### Problem statement
Extract all records. Keep each one exact.

Source records:
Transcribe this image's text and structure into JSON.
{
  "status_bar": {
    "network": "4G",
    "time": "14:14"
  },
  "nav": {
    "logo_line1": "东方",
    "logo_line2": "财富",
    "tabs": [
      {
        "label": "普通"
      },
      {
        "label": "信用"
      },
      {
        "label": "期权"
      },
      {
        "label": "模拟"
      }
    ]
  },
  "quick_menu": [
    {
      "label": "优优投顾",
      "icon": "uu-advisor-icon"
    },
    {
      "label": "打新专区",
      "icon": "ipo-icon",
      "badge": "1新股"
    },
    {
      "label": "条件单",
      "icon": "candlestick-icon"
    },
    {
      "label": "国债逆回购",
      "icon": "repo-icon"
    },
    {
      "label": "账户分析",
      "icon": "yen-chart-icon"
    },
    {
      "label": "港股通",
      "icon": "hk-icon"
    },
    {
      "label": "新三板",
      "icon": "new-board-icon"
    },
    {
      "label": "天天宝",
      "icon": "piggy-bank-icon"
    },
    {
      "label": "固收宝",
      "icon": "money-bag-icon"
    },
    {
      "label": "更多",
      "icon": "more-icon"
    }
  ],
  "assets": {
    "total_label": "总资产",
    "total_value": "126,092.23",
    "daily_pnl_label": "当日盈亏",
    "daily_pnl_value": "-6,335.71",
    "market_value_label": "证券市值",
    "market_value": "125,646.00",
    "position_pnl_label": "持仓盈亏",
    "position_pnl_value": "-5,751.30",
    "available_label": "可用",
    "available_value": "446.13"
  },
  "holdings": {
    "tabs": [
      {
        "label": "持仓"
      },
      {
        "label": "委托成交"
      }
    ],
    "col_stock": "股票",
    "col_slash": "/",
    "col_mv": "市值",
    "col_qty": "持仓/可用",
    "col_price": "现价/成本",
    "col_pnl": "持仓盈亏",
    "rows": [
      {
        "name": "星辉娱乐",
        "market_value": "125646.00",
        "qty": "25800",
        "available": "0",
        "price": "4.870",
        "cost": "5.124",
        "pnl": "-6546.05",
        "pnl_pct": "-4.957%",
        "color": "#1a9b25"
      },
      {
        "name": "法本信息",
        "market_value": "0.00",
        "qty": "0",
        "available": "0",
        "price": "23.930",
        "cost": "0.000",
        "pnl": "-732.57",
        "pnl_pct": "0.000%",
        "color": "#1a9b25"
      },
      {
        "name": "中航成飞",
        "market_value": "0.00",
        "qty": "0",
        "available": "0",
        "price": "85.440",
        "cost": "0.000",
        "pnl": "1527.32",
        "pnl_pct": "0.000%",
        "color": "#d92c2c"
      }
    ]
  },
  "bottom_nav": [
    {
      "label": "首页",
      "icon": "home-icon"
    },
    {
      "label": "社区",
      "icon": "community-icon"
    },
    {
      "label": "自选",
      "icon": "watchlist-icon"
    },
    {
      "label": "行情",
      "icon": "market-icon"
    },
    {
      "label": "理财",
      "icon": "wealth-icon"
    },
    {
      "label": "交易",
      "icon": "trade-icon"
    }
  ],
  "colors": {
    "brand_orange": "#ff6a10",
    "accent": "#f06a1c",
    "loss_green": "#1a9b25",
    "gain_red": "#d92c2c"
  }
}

### Full answer
Transcribe this image's text and structure into JSON.
{
  "status_bar": {
    "network": "4G",
    "time": "14:14"
  },
  "nav": {
    "logo_line1": "东方",
    "logo_line2": "财富",
    "tabs": [
      {
        "label": "普通"
      },
      {
        "label": "信用"
      },
      {
        "label": "期权"
      },
      {
        "label": "模拟"
      }
    ]
  },
  "quick_menu": [
    {
      "label": "优优投顾",
      "icon": "uu-advisor-icon"
    },
    {
      "label": "打新专区",
      "icon": "ipo-icon",
      "badge": "1新股"
    },
    {
      "label": "条件单",
      "icon": "candlestick-icon"
    },
    {
      "label": "国债逆回购",
      "icon": "repo-icon"
    },
    {
      "label": "账户分析",
      "icon": "yen-chart-icon"
    },
    {
      "label": "港股通",
      "icon": "hk-icon"
    },
    {
      "label": "新三板",
      "icon": "new-board-icon"
    },
    {
      "label": "天天宝",
      "icon": "piggy-bank-icon"
    },
    {
      "label": "固收宝",
      "icon": "money-bag-icon"
    },
    {
      "label": "更多",
      "icon": "more-icon"
    }
  ],
  "assets": {
    "total_label": "总资产",
    "total_value": "126,092.23",
    "daily_pnl_label": "当日盈亏",
    "daily_pnl_value": "-6,335.71",
    "market_value_label": "证券市值",
    "market_value": "125,646.00",
    "position_pnl_label": "持仓盈亏",
    "position_pnl_value": "-5,751.30",
    "available_label": "可用",
    "available_value": "446.13"
  },
  "holdings": {
    "tabs": [
      {
        "label": "持仓"
      },
      {
        "label": "委托成交"
      }
    ],
    "col_stock": "股票",
    "col_slash": "/",
    "col_mv": "市值",
    "col_qty": "持仓/可用",
    "col_price": "现价/成本",
    "col_pnl": "持仓盈亏",
    "rows": [
      {
        "name": "星辉娱乐",
        "market_value": "125646.00",
        "qty": "25800",
        "available": "0",
        "price": "4.870",
        "cost": "5.124",
        "pnl": "-6546.05",
        "pnl_pct": "-4.957%",
        "color": "#1a9b25"
      },
      {
        "name": "法本信息",
        "market_value": "0.00",
        "qty": "0",
        "available": "0",
        "price": "23.930",
        "cost": "0.000",
        "pnl": "-732.57",
        "pnl_pct": "0.000%",
        "color": "#1a9b25"
      },
      {
        "name": "中航成飞",
        "market_value": "0.00",
        "qty": "0",
        "available": "0",
        "price": "85.440",
        "cost": "0.000",
        "pnl": "1527.32",
        "pnl_pct": "0.000%",
        "color": "#d92c2c"
      }
    ]
  },
  "bottom_nav": [
    {
      "label": "首页",
      "icon": "home-icon"
    },
    {
      "label": "社区",
      "icon": "community-icon"
    },
    {
      "label": "自选",
      "icon": "watchlist-icon"
    },
    {
      "label": "行情",
      "icon": "market-icon"
    },
    {
      "label": "理财",
      "icon": "wealth-icon"
    },
    {
      "label": "交易",
      "icon": "trade-icon"
    }
  ],
  "colors": {
    "brand_orange": "#ff6a10",
    "accent": "#f06a1c",
    "loss_green": "#1a9b25",
    "gain_red": "#d92c2c"
  }
}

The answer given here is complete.